Given instruction: Find all lines in the records that include the word "Accounts", and copy them out.

Given records:
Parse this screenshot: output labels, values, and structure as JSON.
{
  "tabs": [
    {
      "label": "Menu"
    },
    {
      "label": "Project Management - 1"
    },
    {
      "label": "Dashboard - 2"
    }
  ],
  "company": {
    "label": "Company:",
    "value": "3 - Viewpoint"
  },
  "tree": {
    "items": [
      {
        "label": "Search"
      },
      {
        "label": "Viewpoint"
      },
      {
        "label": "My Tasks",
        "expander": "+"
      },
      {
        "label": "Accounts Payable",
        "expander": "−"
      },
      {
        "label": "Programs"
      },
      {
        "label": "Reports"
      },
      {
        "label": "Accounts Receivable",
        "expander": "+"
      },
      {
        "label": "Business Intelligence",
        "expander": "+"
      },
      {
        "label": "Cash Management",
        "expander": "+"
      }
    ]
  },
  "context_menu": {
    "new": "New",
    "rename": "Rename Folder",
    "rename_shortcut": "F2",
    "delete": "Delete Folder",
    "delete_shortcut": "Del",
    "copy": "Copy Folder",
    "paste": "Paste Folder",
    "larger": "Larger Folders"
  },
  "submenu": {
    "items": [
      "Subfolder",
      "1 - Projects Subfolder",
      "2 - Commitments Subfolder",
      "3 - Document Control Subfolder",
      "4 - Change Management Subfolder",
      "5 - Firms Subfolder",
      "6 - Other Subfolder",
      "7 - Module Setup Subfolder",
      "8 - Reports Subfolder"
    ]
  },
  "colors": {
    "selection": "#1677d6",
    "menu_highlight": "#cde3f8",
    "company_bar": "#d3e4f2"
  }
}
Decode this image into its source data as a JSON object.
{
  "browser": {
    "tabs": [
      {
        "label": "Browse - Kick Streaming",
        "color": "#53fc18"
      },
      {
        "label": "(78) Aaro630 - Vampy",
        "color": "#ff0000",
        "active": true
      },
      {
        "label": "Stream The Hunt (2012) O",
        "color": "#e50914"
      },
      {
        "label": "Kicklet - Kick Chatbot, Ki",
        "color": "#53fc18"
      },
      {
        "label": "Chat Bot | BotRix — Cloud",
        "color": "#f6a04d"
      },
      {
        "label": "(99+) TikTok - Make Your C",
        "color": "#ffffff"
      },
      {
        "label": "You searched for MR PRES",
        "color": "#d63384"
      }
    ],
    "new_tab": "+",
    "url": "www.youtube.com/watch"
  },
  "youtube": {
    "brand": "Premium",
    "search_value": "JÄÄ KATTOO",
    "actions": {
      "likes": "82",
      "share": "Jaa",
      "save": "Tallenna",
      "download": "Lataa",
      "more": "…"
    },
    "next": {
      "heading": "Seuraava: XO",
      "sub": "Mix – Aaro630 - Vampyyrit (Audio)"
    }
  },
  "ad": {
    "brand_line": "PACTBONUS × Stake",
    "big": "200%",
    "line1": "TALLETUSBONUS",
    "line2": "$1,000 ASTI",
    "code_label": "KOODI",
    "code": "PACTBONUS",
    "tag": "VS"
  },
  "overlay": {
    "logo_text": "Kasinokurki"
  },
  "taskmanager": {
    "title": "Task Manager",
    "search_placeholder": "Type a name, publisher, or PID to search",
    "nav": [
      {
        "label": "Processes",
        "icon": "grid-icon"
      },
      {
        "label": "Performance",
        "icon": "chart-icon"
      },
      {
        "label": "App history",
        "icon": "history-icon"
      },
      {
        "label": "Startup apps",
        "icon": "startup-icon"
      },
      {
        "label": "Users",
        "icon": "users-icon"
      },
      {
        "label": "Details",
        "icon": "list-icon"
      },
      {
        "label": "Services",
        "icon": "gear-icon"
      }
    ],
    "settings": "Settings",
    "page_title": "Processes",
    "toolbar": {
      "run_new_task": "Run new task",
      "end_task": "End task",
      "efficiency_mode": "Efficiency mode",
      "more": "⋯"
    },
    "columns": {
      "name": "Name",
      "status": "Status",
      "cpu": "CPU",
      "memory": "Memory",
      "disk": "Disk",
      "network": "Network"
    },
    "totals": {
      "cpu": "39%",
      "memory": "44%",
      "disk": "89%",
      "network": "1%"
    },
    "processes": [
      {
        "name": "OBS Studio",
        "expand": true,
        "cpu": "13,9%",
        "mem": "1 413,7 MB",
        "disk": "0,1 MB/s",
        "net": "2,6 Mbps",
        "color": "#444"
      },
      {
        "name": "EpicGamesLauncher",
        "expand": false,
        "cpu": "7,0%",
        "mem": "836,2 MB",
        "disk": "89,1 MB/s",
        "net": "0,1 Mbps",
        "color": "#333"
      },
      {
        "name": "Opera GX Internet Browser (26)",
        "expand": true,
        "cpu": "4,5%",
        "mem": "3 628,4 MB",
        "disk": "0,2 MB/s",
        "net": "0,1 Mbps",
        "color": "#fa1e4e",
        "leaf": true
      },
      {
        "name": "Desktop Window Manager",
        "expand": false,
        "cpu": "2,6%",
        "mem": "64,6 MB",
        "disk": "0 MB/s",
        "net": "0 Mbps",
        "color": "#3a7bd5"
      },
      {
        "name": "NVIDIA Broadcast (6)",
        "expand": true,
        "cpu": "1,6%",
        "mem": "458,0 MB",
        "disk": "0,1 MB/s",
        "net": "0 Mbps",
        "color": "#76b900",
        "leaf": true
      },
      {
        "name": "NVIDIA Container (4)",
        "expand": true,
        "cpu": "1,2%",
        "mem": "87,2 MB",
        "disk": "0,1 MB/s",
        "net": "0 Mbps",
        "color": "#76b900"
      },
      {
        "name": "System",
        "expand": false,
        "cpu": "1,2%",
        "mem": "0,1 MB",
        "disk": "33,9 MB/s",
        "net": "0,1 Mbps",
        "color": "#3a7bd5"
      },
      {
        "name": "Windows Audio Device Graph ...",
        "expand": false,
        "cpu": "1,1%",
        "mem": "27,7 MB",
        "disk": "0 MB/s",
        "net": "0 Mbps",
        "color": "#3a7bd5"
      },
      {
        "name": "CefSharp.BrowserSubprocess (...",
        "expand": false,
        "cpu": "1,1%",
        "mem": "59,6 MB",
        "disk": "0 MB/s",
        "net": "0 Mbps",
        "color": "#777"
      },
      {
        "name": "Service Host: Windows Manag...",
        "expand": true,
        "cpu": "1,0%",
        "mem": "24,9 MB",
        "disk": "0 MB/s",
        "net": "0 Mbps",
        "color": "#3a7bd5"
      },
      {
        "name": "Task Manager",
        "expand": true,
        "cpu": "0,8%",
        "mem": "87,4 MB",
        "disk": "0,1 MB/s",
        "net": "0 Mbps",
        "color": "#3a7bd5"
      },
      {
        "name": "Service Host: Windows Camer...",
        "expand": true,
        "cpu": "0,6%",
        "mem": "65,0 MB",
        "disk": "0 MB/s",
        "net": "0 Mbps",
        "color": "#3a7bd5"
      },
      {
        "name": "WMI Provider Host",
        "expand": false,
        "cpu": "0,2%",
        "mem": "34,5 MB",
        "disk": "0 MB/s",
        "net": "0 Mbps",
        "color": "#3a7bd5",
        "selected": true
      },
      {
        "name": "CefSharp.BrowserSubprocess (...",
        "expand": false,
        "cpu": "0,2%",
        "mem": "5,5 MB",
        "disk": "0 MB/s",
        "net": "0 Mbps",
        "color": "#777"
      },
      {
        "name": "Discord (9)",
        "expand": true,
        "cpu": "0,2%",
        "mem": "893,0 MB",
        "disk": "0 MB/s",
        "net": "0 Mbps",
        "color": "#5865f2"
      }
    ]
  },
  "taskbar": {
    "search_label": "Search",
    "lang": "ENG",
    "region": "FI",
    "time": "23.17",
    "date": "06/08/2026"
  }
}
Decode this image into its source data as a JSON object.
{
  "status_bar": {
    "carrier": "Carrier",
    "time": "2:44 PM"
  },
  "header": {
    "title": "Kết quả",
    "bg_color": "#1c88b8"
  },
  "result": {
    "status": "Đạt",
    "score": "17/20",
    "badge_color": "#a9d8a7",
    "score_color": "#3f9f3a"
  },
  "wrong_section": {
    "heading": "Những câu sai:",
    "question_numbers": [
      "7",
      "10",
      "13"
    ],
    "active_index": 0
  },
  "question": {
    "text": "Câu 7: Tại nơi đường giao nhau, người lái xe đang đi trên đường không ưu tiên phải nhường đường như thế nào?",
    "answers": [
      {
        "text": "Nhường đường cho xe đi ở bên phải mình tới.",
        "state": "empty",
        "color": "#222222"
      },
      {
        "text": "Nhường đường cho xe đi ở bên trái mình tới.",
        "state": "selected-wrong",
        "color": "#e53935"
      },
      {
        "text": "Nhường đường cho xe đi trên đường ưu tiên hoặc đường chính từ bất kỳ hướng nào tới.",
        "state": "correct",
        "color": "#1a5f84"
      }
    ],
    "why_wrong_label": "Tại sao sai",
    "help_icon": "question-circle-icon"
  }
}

Task output:
        "label": "Accounts Payable",
        "label": "Accounts Receivable",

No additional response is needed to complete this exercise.